### WHAT TO WORK ON
From the listing below, pull out every line where the string "себя" appears.

-- start DATA RECORDS --

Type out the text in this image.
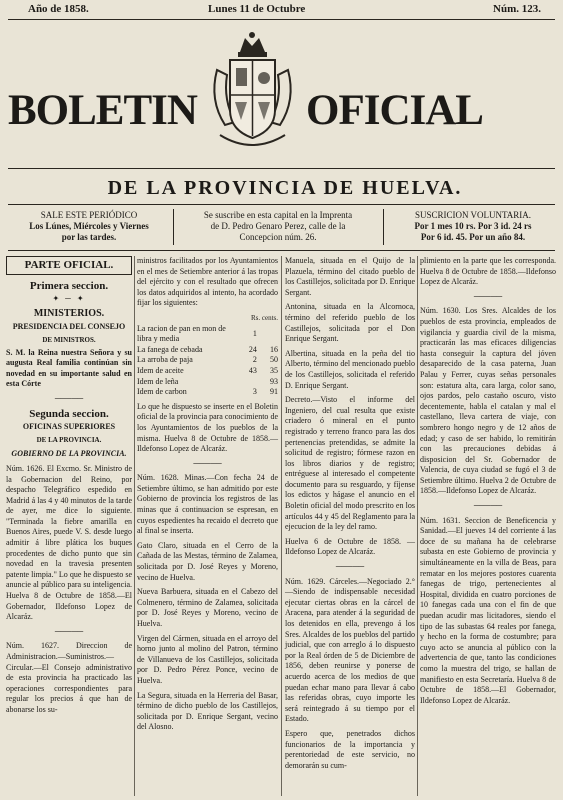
Año de 1858.	Lunes 11 de Octubre	Núm. 123.
BOLETIN	OFICIAL
DE LA PROVINCIA DE HUELVA.
SALE ESTE PERIÓDICO
Los Lúnes, Miércoles y Viernes
por las tardes.
Se suscribe en esta capital en la Imprenta
de D. Pedro Genaro Perez, calle de la
Concepcion núm. 26.
SUSCRICION VOLUNTARIA.
Por 1 mes 10 rs. Por 3 id. 24 rs
Por 6 id. 45. Por un año 84.
PARTE OFICIAL.
Primera seccion.
✦ ─ ✦
MINISTERIOS.
PRESIDENCIA DEL CONSEJO
DE MINISTROS.

S. M. la Reina nuestra Señora y su augusta Real familia continúan sin novedad en su importante salud en esta Córte

─────
Segunda seccion.
OFICINAS SUPERIORES
DE LA PROVINCIA.
GOBIERNO DE LA PROVINCIA.

Núm. 1626. El Excmo. Sr. Ministro de la Gobernacion del Reino, por despacho Telegráfico espedido en Madrid á las 4 y 40 minutos de la tarde de ayer, me dice lo siguiente. "Terminada la fiebre amarilla en Buenos Aires, puede V. S. desde luego admitir á libre plática los buques procedentes de dicho punto que sin novedad en la travesia presenten patente limpia." Lo que he dispuesto se anuncie al público para su inteligencia. Huelva 8 de Octubre de 1858.—El Gobernador, Ildefonso Lopez de Alcaráz.

─────

Núm. 1627. Direccion de Administracion.—Suministros.—Circular.—El Consejo administrativo de esta provincia ha practicado las operaciones correspondientes para regular los precios á que han de abonarse los su-

ministros facilitados por los Ayuntamientos en el mes de Setiembre anterior á las tropas del ejército y con el resultado que ofrecen los datos adquiridos al intento, ha acordado fijar los siguientes:

Rs. cents.
La racion de pan en mon de libra y media	1	
La fanega de cebada	24	16
La arroba de paja	2	50
Idem de aceite	43	35
Idem de leña		93
Idem de carbon	3	91

Lo que he dispuesto se inserte en el Boletin oficial de la provincia para conocimiento de los Ayuntamientos de los pueblos de la misma. Huelva 8 de Octubre de 1858.—Ildefonso Lopez de Alcaráz.

─────

Núm. 1628. Minas.—Con fecha 24 de Setiembre último, se han admitido por este Gobierno de provincia los registros de las minas que á continuacion se espresan, en cuyos espedientes ha recaido el decreto que al final se inserta.

Gato Claro, situada en el Cerro de la Cañada de las Mestas, término de Zalamea, solicitada por D. José Reyes y Moreno, vecino de Huelva.

Nueva Barbuera, situada en el Cabezo del Colmenero, término de Zalamea, solicitada por D. José Reyes y Moreno, vecino de Huelva.

Virgen del Cármen, situada en el arroyo del horno junto al molino del Patron, término de Villanueva de los Castillejos, solicitada por D. Pedro Pérez Ponce, vecino de Huelva.

La Segura, situada en la Herreria del Basar, término de dicho pueblo de los Castillejos, solicitada por D. Enrique Sergant, vecino del Alosno.

Manuela, situada en el Quijo de la Plazuela, término del citado pueblo de los Castillejos, solicitada por D. Enrique Sergant.

Antonina, situada en la Alcornoca, término del referido pueblo de los Castillejos, solicitada por el Don Enrique Sergant.

Albertina, situada en la peña del tio Alberto, término del mencionado pueblo de los Castillejos, solicitada el referido D. Enrique Sergant.

Decreto.—Visto el informe del Ingeniero, del cual resulta que existe criadero ó mineral en el punto registrado y terreno franco para las dos pertenencias pretendidas, se admite la solicitud de registro; fórmese razon en los libros diarios y de registro; entréguese al interesado el competente documento para su resguardo, y fíjense los edictos y hágase el anuncio en el Boletin oficial del modo prescrito en los artículos 44 y 45 del Reglamento para la ejecucion de la ley del ramo.

Huelva 6 de Octubre de 1858. —Ildefonso Lopez de Alcaráz.

─────

Núm. 1629. Cárceles.—Negociado 2.°—Siendo de indispensable necesidad ejecutar ciertas obras en la cárcel de Aracena, para atender á la seguridad de los detenidos en ella, prevengo á los Sres. Alcaldes de los pueblos del partido judicial, que con arreglo á lo dispuesto por la Real órden de 5 de Diciembre de 1856, deben reunirse y ponerse de acuerdo acerca de los medios de que puedan echar mano para llevar á cabo las referidas obras, cuyo importe les será reintegrado á su tiempo por el Estado.

Espero que, penetrados dichos funcionarios de la importancia y perentoriedad de este servicio, no demorarán su cum-

plimiento en la parte que les corresponda. Huelva 8 de Octubre de 1858.—Ildefonso Lopez de Alcaráz.

─────

Núm. 1630. Los Sres. Alcaldes de los pueblos de esta provincia, empleados de vigilancia y guardia civil de la misma, practicarán las mas eficaces diligencias hasta conseguir la captura del jóven desaparecido de la casa paterna, Juan Palau y Ferrer, cuyas señas personales son: estatura alta, cara larga, color sano, ojos pardos, pelo castaño oscuro, visto decentemente, habla el catalan y mal el castellano, lleva cartera de viaje, con sombrero hongo negro y de 12 años de edad; y caso de ser habido, lo remitirán con las precauciones debidas á disposicion del Sr. Gobernador de Valencia, de cuya ciudad se fugó el 3 de Setiembre último. Huelva 2 de Octubre de 1858.—Ildefonso Lopez de Alcaráz.

─────

Núm. 1631. Seccion de Beneficencia y Sanidad.—El jueves 14 del corriente á las doce de su mañana ha de celebrarse subasta en este Gobierno de provincia y simultáneamente en la villa de Beas, para rematar en los mejores postores cuarenta fanegas de trigo, pertenecientes al Hospital, dividida en cuatro porciones de 10 fanegas cada una con el fin de que puedan acudir mas licitadores, siendo el tipo de las subastas 64 reales por fanega, y hecho en la forma de costumbre; para cuyo acto se anuncia al público con la advertencia de que, tanto las condiciones como la muestra del trigo, se hallan de manifiesto en esta Secretaría. Huelva 8 de Octubre de 1858.—El Gobernador, Ildefonso Lopez de Alcaráz.
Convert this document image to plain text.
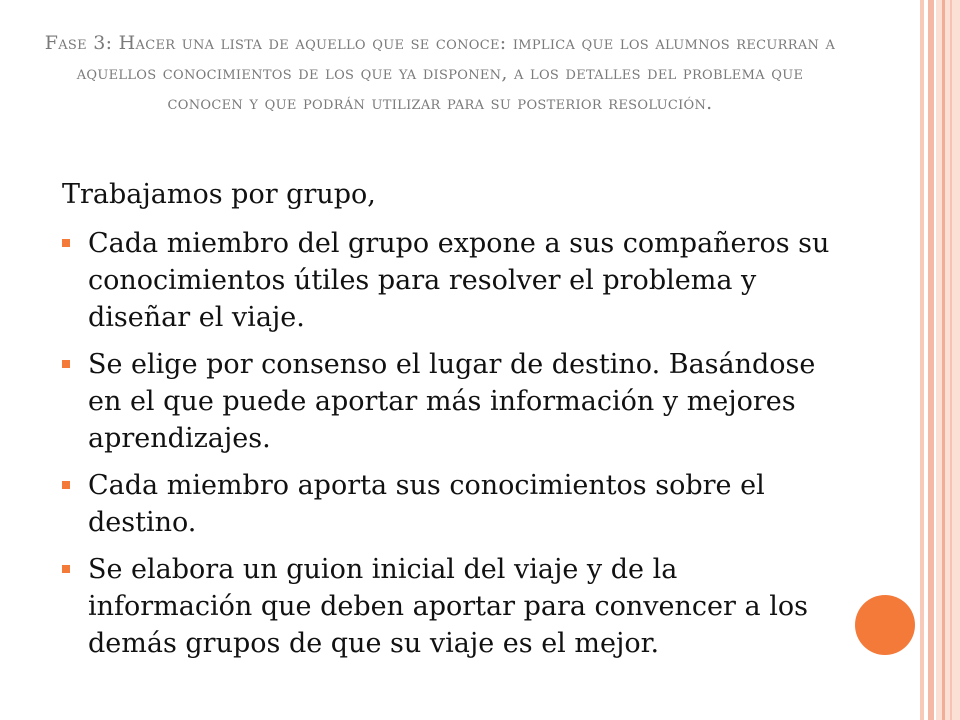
Fase 3: Hacer una lista de aquello que se conoce: implica que los alumnos recurran a aquellos conocimientos de los que ya disponen, a los detalles del problema que conocen y que podrán utilizar para su posterior resolución.

Trabajamos por grupo,

Cada miembro del grupo expone a sus compañeros su conocimientos útiles para resolver el problema y diseñar el viaje.
Se elige por consenso el lugar de destino. Basándose en el que puede aportar más información y mejores aprendizajes.
Cada miembro aporta sus conocimientos sobre el destino.
Se elabora un guion inicial del viaje y de la información que deben aportar para convencer a los demás grupos de que su viaje es el mejor.
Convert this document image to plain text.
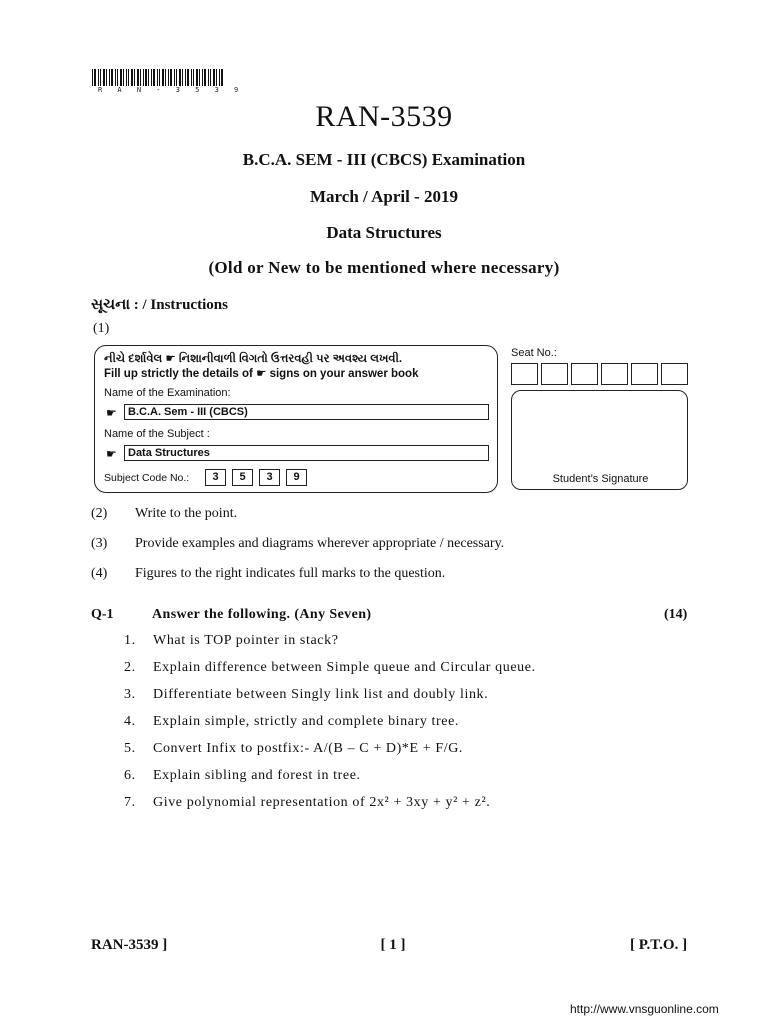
R A N - 3 5 3 9
RAN-3539
B.C.A. SEM - III (CBCS) Examination
March / April - 2019
Data Structures
(Old or New to be mentioned where necessary)
સૂચના : / Instructions
(1)
નીચે દર્શાવેલ ☛ નિશાનીવાળી વિગતો ઉત્તરવહી પર અવશ્ય લખવી.
Fill up strictly the details of ☛ signs on your answer book
Name of the Examination:
☛	B.C.A. Sem - III (CBCS)
Name of the Subject :
☛	Data Structures
Subject Code No.:	3	5	3	9
Seat No.:
Student’s Signature
(2) Write to the point.
(3) Provide examples and diagrams wherever appropriate / necessary.
(4) Figures to the right indicates full marks to the question.
Q-1	Answer the following. (Any Seven)	(14)
1. What is TOP pointer in stack?
2. Explain difference between Simple queue and Circular queue.
3. Differentiate between Singly link list and doubly link.
4. Explain simple, strictly and complete binary tree.
5. Convert Infix to postfix:- A/(B – C + D)*E + F/G.
6. Explain sibling and forest in tree.
7. Give polynomial representation of 2x² + 3xy + y² + z².
RAN-3539 ]	[ 1 ]	[ P.T.O. ]
http://www.vnsguonline.com
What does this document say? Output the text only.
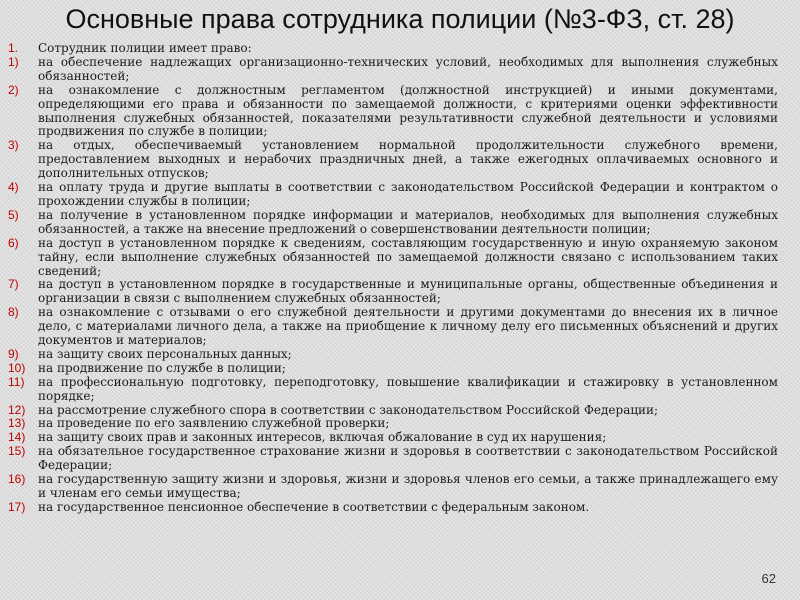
Основные права сотрудника полиции (№3-ФЗ, ст. 28)
1.	Сотрудник полиции имеет право:
1)	на обеспечение надлежащих организационно-технических условий, необходимых для выполнения служебных обязанностей;
2)	на ознакомление с должностным регламентом (должностной инструкцией) и иными документами, определяющими его права и обязанности по замещаемой должности, с критериями оценки эффективности выполнения служебных обязанностей, показателями результативности служебной деятельности и условиями продвижения по службе в полиции;
3)	на отдых, обеспечиваемый установлением нормальной продолжительности служебного времени, предоставлением выходных и нерабочих праздничных дней, а также ежегодных оплачиваемых основного и дополнительных отпусков;
4)	на оплату труда и другие выплаты в соответствии с законодательством Российской Федерации и контрактом о прохождении службы в полиции;
5)	на получение в установленном порядке информации и материалов, необходимых для выполнения служебных обязанностей, а также на внесение предложений о совершенствовании деятельности полиции;
6)	на доступ в установленном порядке к сведениям, составляющим государственную и иную охраняемую законом тайну, если выполнение служебных обязанностей по замещаемой должности связано с использованием таких сведений;
7)	на доступ в установленном порядке в государственные и муниципальные органы, общественные объединения и организации в связи с выполнением служебных обязанностей;
8)	на ознакомление с отзывами о его служебной деятельности и другими документами до внесения их в личное дело, с материалами личного дела, а также на приобщение к личному делу его письменных объяснений и других документов и материалов;
9)	на защиту своих персональных данных;
10)	на продвижение по службе в полиции;
11)	на профессиональную подготовку, переподготовку, повышение квалификации и стажировку в установленном порядке;
12)	на рассмотрение служебного спора в соответствии с законодательством Российской Федерации;
13)	на проведение по его заявлению служебной проверки;
14)	на защиту своих прав и законных интересов, включая обжалование в суд их нарушения;
15)	на обязательное государственное страхование жизни и здоровья в соответствии с законодательством Российской Федерации;
16)	на государственную защиту жизни и здоровья, жизни и здоровья членов его семьи, а также принадлежащего ему и членам его семьи имущества;
17)	на государственное пенсионное обеспечение в соответствии с федеральным законом.
62
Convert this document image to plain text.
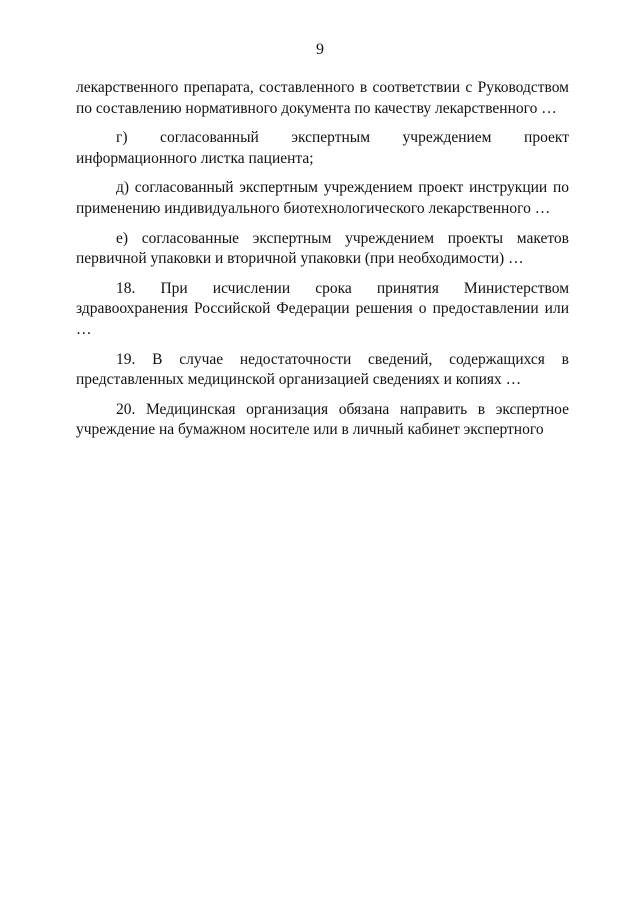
9

лекарственного препарата, составленного в соответствии с Руководством по составлению нормативного документа по качеству лекарственного …

г) согласованный экспертным учреждением проект информационного листка пациента;

д) согласованный экспертным учреждением проект инструкции по применению индивидуального биотехнологического лекарственного …

е) согласованные экспертным учреждением проекты макетов первичной упаковки и вторичной упаковки (при необходимости) …

18. При исчислении срока принятия Министерством здравоохранения Российской Федерации решения о предоставлении или …

19. В случае недостаточности сведений, содержащихся в представленных медицинской организацией сведениях и копиях …

20. Медицинская организация обязана направить в экспертное учреждение на бумажном носителе или в личный кабинет экспертного
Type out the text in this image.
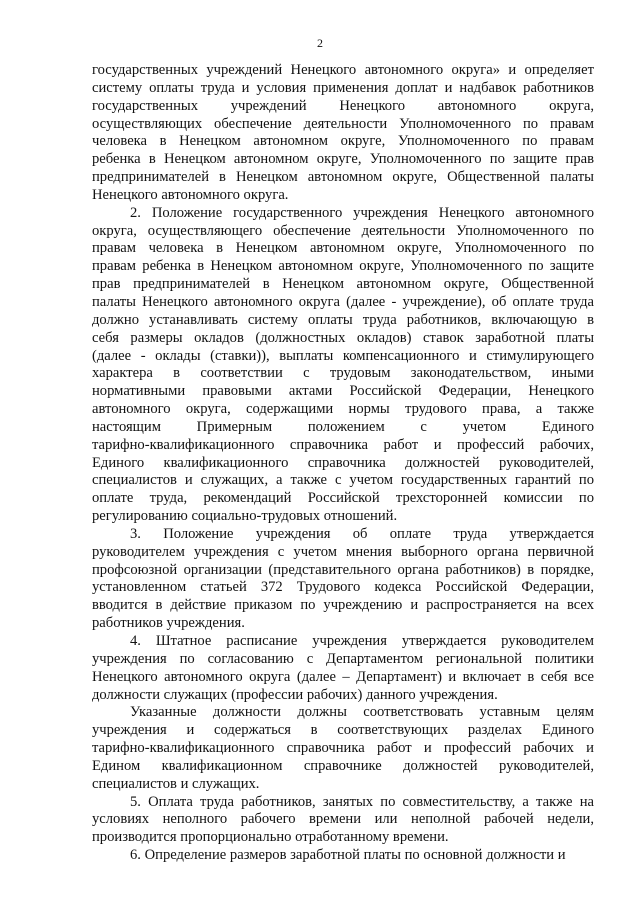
2
государственных учреждений Ненецкого автономного округа» и определяет
систему оплаты труда и условия применения доплат и надбавок работников
государственных учреждений Ненецкого автономного округа,
осуществляющих обеспечение деятельности Уполномоченного по правам
человека в Ненецком автономном округе, Уполномоченного по правам
ребенка в Ненецком автономном округе, Уполномоченного по защите прав
предпринимателей в Ненецком автономном округе, Общественной палаты
Ненецкого автономного округа.
2. Положение государственного учреждения Ненецкого автономного
округа, осуществляющего обеспечение деятельности Уполномоченного по
правам человека в Ненецком автономном округе, Уполномоченного по
правам ребенка в Ненецком автономном округе, Уполномоченного по защите
прав предпринимателей в Ненецком автономном округе, Общественной
палаты Ненецкого автономного округа (далее - учреждение), об оплате труда
должно устанавливать систему оплаты труда работников, включающую в
себя размеры окладов (должностных окладов) ставок заработной платы
(далее - оклады (ставки)), выплаты компенсационного и стимулирующего
характера в соответствии с трудовым законодательством, иными
нормативными правовыми актами Российской Федерации, Ненецкого
автономного округа, содержащими нормы трудового права, а также
настоящим Примерным положением с учетом Единого
тарифно-квалификационного справочника работ и профессий рабочих,
Единого квалификационного справочника должностей руководителей,
специалистов и служащих, а также с учетом государственных гарантий по
оплате труда, рекомендаций Российской трехсторонней комиссии по
регулированию социально-трудовых отношений.
3. Положение учреждения об оплате труда утверждается
руководителем учреждения с учетом мнения выборного органа первичной
профсоюзной организации (представительного органа работников) в порядке,
установленном статьей 372 Трудового кодекса Российской Федерации,
вводится в действие приказом по учреждению и распространяется на всех
работников учреждения.
4. Штатное расписание учреждения утверждается руководителем
учреждения по согласованию с Департаментом региональной политики
Ненецкого автономного округа (далее – Департамент) и включает в себя все
должности служащих (профессии рабочих) данного учреждения.
Указанные должности должны соответствовать уставным целям
учреждения и содержаться в соответствующих разделах Единого
тарифно-квалификационного справочника работ и профессий рабочих и
Едином квалификационном справочнике должностей руководителей,
специалистов и служащих.
5. Оплата труда работников, занятых по совместительству, а также на
условиях неполного рабочего времени или неполной рабочей недели,
производится пропорционально отработанному времени.
6. Определение размеров заработной платы по основной должности и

-- end DATA RECORDS --

### REPLY
себя размеры окладов (должностных окладов) ставок заработной платы
Ненецкого автономного округа (далее – Департамент) и включает в себя все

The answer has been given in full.